Begin Exercise materials

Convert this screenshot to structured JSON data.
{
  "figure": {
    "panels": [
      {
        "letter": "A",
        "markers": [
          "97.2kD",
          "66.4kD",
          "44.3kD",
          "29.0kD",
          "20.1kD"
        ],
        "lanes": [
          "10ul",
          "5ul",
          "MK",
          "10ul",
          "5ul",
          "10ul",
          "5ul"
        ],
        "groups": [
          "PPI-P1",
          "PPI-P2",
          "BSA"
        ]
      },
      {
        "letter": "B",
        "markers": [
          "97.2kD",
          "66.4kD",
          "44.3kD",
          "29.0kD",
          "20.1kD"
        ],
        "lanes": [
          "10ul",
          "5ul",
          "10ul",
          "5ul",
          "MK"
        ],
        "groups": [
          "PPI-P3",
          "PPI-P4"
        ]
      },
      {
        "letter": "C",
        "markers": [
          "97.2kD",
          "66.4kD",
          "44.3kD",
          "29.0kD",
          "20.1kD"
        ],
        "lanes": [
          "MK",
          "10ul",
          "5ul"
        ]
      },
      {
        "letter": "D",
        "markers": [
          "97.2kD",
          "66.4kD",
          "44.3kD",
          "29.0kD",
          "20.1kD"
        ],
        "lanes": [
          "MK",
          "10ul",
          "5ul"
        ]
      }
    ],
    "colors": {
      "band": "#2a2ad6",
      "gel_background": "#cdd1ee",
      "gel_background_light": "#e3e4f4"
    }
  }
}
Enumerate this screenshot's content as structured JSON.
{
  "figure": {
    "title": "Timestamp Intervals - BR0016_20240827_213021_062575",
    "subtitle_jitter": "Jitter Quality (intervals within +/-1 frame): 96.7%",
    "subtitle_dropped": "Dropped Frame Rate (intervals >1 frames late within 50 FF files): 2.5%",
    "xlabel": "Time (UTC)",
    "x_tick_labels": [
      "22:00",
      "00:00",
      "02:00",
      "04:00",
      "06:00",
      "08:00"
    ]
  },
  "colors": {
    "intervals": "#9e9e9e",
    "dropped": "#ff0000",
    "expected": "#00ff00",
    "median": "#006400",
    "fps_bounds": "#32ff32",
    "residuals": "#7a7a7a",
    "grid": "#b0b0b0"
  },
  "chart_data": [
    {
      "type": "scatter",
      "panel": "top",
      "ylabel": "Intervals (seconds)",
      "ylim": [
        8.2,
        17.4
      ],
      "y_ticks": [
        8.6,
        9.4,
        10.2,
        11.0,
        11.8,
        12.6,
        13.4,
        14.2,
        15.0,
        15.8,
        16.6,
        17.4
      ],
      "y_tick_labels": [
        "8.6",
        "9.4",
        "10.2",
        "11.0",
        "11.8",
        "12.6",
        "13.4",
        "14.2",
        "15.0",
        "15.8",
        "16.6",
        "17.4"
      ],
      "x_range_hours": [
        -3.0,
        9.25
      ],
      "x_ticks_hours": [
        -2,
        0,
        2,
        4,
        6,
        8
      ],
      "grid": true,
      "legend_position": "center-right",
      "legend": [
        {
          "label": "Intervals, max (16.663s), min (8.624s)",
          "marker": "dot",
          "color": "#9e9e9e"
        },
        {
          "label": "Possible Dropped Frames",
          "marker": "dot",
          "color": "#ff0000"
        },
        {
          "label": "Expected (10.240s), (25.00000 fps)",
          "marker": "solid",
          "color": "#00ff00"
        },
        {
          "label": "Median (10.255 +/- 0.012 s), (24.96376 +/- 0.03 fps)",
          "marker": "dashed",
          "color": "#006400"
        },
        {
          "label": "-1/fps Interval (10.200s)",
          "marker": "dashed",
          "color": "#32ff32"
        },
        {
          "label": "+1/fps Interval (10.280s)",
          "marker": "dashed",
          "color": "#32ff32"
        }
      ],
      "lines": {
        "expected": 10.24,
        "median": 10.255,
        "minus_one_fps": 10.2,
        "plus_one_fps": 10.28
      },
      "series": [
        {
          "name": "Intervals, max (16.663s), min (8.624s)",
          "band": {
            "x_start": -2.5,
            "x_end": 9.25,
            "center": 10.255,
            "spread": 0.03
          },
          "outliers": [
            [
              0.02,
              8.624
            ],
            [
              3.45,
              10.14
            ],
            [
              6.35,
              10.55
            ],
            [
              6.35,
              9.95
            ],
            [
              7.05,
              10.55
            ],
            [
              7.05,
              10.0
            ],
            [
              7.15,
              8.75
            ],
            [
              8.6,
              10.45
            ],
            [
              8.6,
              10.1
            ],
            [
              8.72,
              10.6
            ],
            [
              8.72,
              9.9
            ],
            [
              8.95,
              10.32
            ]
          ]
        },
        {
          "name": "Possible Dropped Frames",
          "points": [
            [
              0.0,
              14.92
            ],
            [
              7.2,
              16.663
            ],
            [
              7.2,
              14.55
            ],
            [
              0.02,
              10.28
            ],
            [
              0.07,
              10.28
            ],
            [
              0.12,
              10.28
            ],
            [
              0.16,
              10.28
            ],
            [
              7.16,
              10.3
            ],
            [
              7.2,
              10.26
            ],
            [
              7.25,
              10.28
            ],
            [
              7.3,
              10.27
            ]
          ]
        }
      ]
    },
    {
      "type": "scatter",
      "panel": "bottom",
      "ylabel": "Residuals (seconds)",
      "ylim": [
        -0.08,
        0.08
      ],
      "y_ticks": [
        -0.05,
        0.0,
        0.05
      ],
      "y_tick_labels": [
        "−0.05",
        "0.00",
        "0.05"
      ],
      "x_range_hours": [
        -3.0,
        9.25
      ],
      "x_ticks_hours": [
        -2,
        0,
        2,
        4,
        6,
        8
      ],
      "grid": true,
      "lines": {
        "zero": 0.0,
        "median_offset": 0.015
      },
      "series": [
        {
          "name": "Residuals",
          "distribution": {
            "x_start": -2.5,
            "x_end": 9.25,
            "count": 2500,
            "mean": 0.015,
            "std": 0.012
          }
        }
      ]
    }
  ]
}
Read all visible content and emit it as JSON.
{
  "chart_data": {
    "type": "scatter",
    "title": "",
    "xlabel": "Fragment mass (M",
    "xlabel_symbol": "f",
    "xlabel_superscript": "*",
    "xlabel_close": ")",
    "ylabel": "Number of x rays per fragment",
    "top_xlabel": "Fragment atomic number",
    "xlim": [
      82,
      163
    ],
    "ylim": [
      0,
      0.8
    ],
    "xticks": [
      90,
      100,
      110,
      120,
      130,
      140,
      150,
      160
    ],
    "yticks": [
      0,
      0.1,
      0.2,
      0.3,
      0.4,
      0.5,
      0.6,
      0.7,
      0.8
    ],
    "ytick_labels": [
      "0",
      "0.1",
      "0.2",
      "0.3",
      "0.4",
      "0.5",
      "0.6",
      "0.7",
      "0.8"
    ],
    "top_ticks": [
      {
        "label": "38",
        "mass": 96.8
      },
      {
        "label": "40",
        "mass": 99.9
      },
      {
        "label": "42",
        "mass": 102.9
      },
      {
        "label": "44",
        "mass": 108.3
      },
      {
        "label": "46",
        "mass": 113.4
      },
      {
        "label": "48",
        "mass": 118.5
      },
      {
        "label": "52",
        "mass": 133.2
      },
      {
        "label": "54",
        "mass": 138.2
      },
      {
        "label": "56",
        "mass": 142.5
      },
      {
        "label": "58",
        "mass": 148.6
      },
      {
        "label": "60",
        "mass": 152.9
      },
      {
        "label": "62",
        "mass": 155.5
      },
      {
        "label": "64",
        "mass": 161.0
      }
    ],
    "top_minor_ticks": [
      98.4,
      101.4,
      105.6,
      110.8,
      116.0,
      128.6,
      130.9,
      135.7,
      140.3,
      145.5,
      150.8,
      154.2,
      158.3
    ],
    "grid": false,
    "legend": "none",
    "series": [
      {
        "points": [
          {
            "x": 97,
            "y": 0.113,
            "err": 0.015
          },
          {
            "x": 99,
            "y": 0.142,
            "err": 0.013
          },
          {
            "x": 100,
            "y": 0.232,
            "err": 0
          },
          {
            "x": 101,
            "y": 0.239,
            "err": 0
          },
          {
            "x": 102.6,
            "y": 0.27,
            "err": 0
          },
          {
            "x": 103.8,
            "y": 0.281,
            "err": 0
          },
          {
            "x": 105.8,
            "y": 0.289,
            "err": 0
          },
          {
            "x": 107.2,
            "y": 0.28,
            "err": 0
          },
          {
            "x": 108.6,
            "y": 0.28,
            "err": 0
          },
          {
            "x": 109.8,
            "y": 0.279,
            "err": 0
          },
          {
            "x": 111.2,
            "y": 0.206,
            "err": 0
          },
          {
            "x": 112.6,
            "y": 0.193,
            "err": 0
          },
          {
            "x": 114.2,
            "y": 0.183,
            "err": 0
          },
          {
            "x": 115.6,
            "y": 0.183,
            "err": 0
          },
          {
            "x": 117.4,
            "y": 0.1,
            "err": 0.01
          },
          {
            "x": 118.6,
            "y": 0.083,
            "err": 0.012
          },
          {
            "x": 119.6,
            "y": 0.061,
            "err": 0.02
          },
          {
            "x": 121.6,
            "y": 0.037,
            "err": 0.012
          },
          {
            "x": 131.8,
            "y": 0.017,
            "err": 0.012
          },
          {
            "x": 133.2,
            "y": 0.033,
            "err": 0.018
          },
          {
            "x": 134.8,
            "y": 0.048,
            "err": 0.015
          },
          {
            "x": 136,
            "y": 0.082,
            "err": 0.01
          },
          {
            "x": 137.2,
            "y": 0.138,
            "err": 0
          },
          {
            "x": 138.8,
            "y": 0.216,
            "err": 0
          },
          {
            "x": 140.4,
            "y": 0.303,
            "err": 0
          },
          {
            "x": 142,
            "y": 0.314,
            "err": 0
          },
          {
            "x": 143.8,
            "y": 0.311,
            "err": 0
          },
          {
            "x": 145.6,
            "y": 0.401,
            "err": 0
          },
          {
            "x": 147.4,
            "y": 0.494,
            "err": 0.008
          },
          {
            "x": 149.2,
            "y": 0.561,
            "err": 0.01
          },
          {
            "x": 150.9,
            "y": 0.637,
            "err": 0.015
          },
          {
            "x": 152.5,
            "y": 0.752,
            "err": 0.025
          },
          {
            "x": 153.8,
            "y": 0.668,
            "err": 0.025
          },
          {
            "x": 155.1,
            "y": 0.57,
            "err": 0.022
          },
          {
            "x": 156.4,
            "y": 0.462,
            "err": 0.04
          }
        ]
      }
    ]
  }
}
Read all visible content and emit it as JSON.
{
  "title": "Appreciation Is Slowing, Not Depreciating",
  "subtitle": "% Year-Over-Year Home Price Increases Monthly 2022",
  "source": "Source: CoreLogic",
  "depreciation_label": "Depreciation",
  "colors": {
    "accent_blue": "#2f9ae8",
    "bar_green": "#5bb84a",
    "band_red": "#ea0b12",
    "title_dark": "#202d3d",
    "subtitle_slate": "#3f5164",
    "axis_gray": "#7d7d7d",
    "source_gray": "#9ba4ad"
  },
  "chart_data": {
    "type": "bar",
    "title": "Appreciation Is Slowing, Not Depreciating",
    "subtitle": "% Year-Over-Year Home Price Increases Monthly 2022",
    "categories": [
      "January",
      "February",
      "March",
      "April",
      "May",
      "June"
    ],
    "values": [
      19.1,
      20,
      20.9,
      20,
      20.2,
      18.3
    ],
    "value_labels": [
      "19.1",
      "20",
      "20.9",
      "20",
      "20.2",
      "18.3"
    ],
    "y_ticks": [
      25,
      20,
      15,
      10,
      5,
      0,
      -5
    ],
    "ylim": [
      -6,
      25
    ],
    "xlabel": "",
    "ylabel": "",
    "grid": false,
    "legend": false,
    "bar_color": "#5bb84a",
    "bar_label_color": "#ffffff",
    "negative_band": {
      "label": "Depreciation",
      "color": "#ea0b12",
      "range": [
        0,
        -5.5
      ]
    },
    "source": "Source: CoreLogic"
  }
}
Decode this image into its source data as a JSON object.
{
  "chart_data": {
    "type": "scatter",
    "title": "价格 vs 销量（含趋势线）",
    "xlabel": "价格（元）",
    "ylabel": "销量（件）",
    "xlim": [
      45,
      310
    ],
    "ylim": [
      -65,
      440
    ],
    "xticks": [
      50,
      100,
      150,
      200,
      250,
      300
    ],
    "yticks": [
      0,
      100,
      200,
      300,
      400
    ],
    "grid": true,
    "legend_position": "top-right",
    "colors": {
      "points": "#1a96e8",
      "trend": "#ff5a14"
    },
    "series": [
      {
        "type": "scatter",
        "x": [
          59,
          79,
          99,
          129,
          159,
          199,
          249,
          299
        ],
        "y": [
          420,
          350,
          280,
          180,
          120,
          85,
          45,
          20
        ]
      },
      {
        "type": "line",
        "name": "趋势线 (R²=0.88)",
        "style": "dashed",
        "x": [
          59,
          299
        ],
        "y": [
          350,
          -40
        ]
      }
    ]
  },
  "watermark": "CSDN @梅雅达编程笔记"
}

End Exercise materials

What the exercise asks
Filter the listing for the word "Monthly" and copy every line that holds it.

Result
  "subtitle": "% Year-Over-Year Home Price Increases Monthly 2022",
    "subtitle": "% Year-Over-Year Home Price Increases Monthly 2022",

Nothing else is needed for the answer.